• _Task statement_
Which lines include the word "speed"? Copy each of them.

[Start of Material provided]

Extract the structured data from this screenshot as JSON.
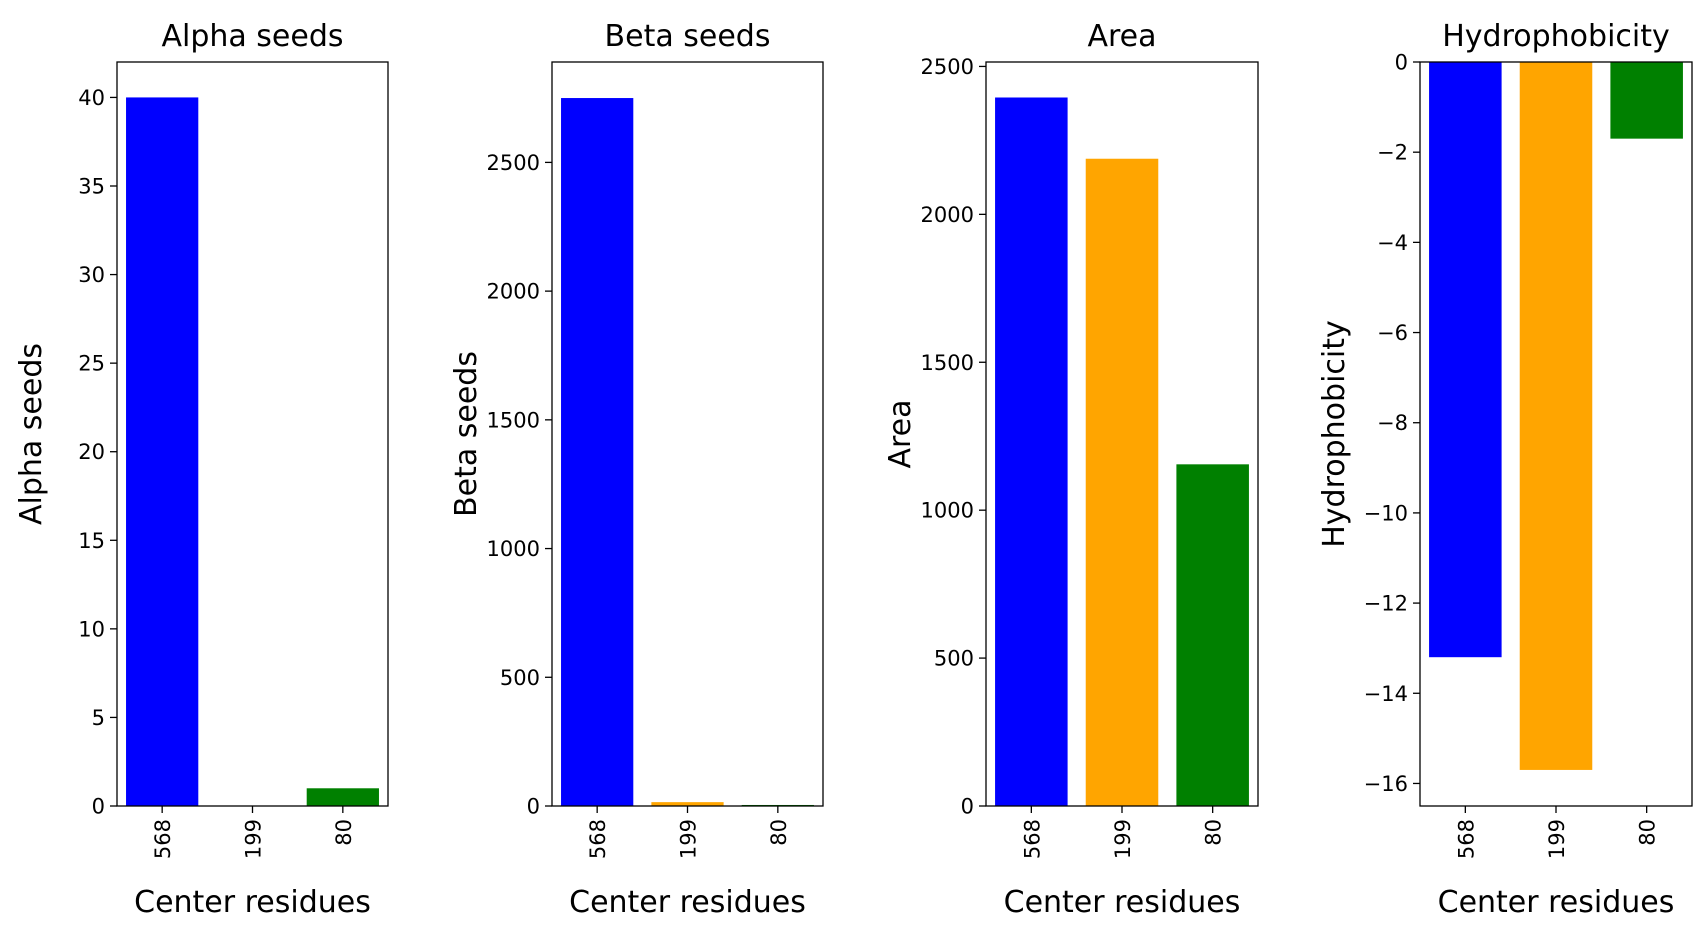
{
  "chart_data": [
    {
      "type": "bar",
      "title": "Alpha seeds",
      "xlabel": "Center residues",
      "ylabel": "Alpha seeds",
      "categories": [
        "568",
        "199",
        "80"
      ],
      "values": [
        40,
        0,
        1
      ],
      "colors": [
        "#0000ff",
        "#ffa500",
        "#008000"
      ],
      "ylim": [
        0,
        42
      ],
      "yticks": [
        0,
        5,
        10,
        15,
        20,
        25,
        30,
        35,
        40
      ],
      "ytick_labels": [
        "0",
        "5",
        "10",
        "15",
        "20",
        "25",
        "30",
        "35",
        "40"
      ],
      "grid": false
    },
    {
      "type": "bar",
      "title": "Beta seeds",
      "xlabel": "Center residues",
      "ylabel": "Beta seeds",
      "categories": [
        "568",
        "199",
        "80"
      ],
      "values": [
        2750,
        15,
        4
      ],
      "colors": [
        "#0000ff",
        "#ffa500",
        "#008000"
      ],
      "ylim": [
        0,
        2890
      ],
      "yticks": [
        0,
        500,
        1000,
        1500,
        2000,
        2500
      ],
      "ytick_labels": [
        "0",
        "500",
        "1000",
        "1500",
        "2000",
        "2500"
      ],
      "grid": false
    },
    {
      "type": "bar",
      "title": "Area",
      "xlabel": "Center residues",
      "ylabel": "Area",
      "categories": [
        "568",
        "199",
        "80"
      ],
      "values": [
        2395,
        2188,
        1155
      ],
      "colors": [
        "#0000ff",
        "#ffa500",
        "#008000"
      ],
      "ylim": [
        0,
        2515
      ],
      "yticks": [
        0,
        500,
        1000,
        1500,
        2000,
        2500
      ],
      "ytick_labels": [
        "0",
        "500",
        "1000",
        "1500",
        "2000",
        "2500"
      ],
      "grid": false
    },
    {
      "type": "bar",
      "title": "Hydrophobicity",
      "xlabel": "Center residues",
      "ylabel": "Hydrophobicity",
      "categories": [
        "568",
        "199",
        "80"
      ],
      "values": [
        -13.2,
        -15.7,
        -1.7
      ],
      "colors": [
        "#0000ff",
        "#ffa500",
        "#008000"
      ],
      "ylim": [
        -16.5,
        0
      ],
      "yticks": [
        -16,
        -14,
        -12,
        -10,
        -8,
        -6,
        -4,
        -2,
        0
      ],
      "ytick_labels": [
        "−16",
        "−14",
        "−12",
        "−10",
        "−8",
        "−6",
        "−4",
        "−2",
        "0"
      ],
      "grid": false
    }
  ]
}
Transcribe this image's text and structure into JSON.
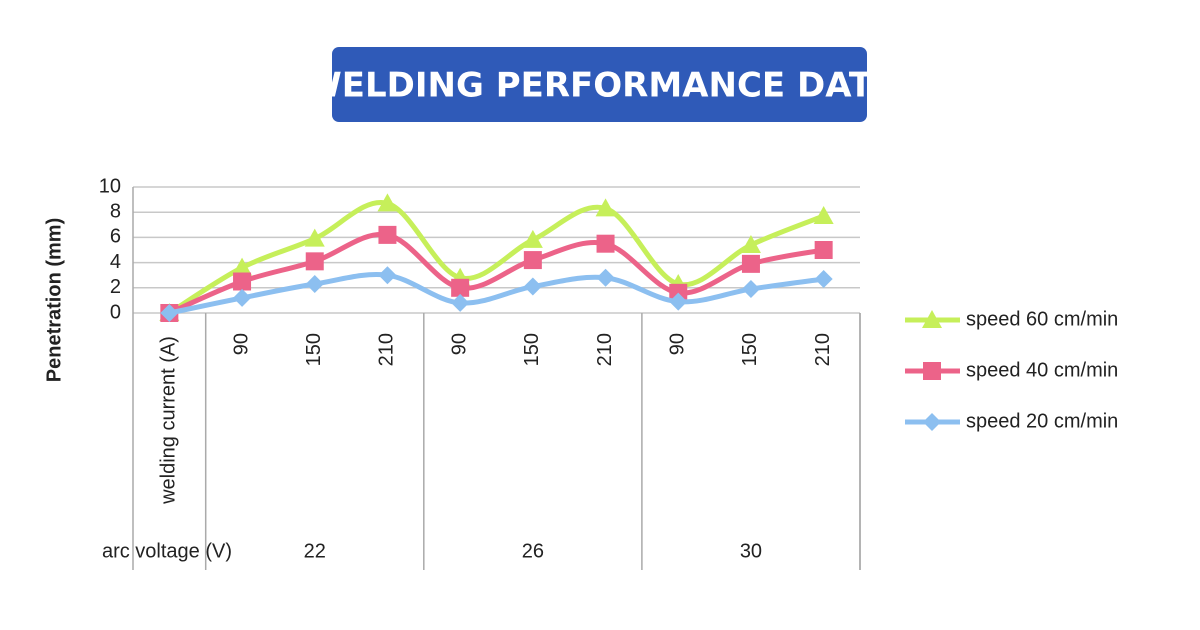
{
  "chart_data": {
    "type": "line",
    "title": "WELDING PERFORMANCE DATA",
    "y_label": "Penetration (mm)",
    "categories": [
      "welding current (A)",
      90,
      150,
      210,
      90,
      150,
      210,
      90,
      150,
      210
    ],
    "group_axis_label": "arc voltage (V)",
    "groups": [
      22,
      26,
      30
    ],
    "ylim": [
      0,
      10
    ],
    "yticks": [
      0,
      2,
      4,
      6,
      8,
      10
    ],
    "grid": true,
    "legend": "right",
    "series": [
      {
        "name": "speed 60 cm/min",
        "color": "#c6ef5a",
        "marker": "triangle",
        "values": [
          0,
          3.6,
          5.9,
          8.7,
          2.8,
          5.8,
          8.3,
          2.3,
          5.4,
          7.7
        ]
      },
      {
        "name": "speed 40 cm/min",
        "color": "#ec6389",
        "marker": "square",
        "values": [
          0,
          2.5,
          4.1,
          6.2,
          2.0,
          4.2,
          5.5,
          1.6,
          3.9,
          5.0
        ]
      },
      {
        "name": "speed 20 cm/min",
        "color": "#8cbff0",
        "marker": "diamond",
        "values": [
          0,
          1.2,
          2.3,
          3.0,
          0.8,
          2.1,
          2.8,
          0.9,
          1.9,
          2.7
        ]
      }
    ]
  }
}
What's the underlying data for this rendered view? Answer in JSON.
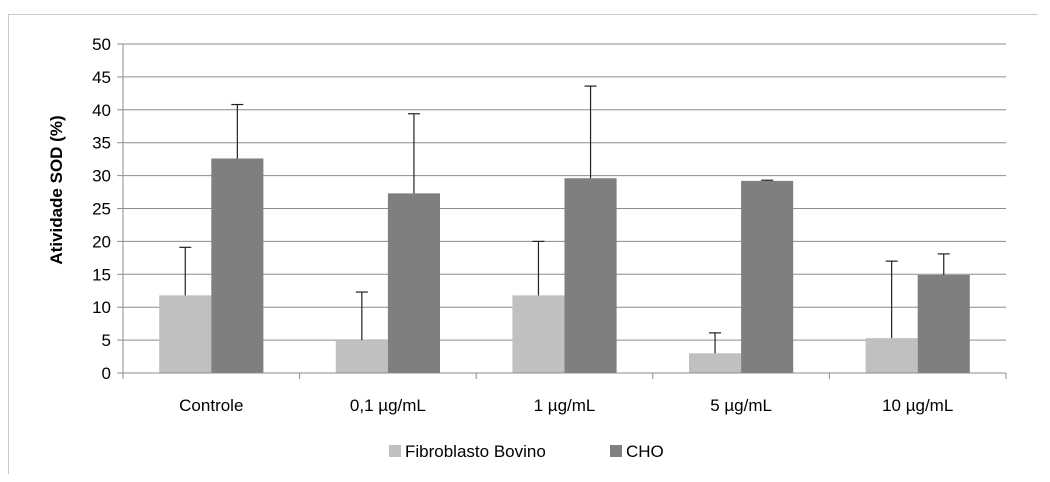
{
  "chart_data": {
    "type": "bar",
    "title": "",
    "xlabel": "",
    "ylabel": "Atividade SOD (%)",
    "ylim": [
      0,
      50
    ],
    "yticks": [
      "0",
      "5",
      "10",
      "15",
      "20",
      "25",
      "30",
      "35",
      "40",
      "45",
      "50"
    ],
    "grid": true,
    "legend_position": "bottom",
    "categories": [
      "Controle",
      "0,1 µg/mL",
      "1 µg/mL",
      "5 µg/mL",
      "10 µg/mL"
    ],
    "series": [
      {
        "name": "Fibroblasto Bovino",
        "color": "#c0c0c0",
        "values": [
          11.8,
          5.0,
          11.8,
          3.0,
          5.3
        ],
        "error": [
          7.3,
          7.3,
          8.2,
          3.1,
          11.7
        ]
      },
      {
        "name": "CHO",
        "color": "#7f7f7f",
        "values": [
          32.6,
          27.3,
          29.6,
          29.2,
          14.9
        ],
        "error": [
          8.2,
          12.1,
          14.0,
          0.1,
          3.2
        ]
      }
    ]
  }
}
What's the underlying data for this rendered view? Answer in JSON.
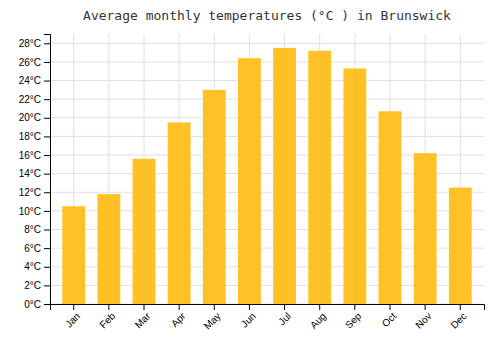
{
  "chart_data": {
    "type": "bar",
    "title": "Average monthly temperatures (°C ) in Brunswick",
    "categories": [
      "Jan",
      "Feb",
      "Mar",
      "Apr",
      "May",
      "Jun",
      "Jul",
      "Aug",
      "Sep",
      "Oct",
      "Nov",
      "Dec"
    ],
    "values": [
      10.5,
      11.8,
      15.6,
      19.5,
      23.0,
      26.4,
      27.5,
      27.2,
      25.3,
      20.7,
      16.2,
      12.5
    ],
    "color": "#FFC125",
    "ylim": [
      0,
      29
    ],
    "yticks": [
      {
        "value": 0,
        "label": "0°C"
      },
      {
        "value": 2,
        "label": "2°C"
      },
      {
        "value": 4,
        "label": "4°C"
      },
      {
        "value": 6,
        "label": "6°C"
      },
      {
        "value": 8,
        "label": "8°C"
      },
      {
        "value": 10,
        "label": "10°C"
      },
      {
        "value": 12,
        "label": "12°C"
      },
      {
        "value": 14,
        "label": "14°C"
      },
      {
        "value": 16,
        "label": "16°C"
      },
      {
        "value": 18,
        "label": "18°C"
      },
      {
        "value": 20,
        "label": "20°C"
      },
      {
        "value": 22,
        "label": "22°C"
      },
      {
        "value": 24,
        "label": "24°C"
      },
      {
        "value": 26,
        "label": "26°C"
      },
      {
        "value": 28,
        "label": "28°C"
      }
    ],
    "grid": true
  }
}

[End of Material provided]

• _Written reply_
        "name": "speed 60 cm/min",
        "name": "speed 40 cm/min",
        "name": "speed 20 cm/min",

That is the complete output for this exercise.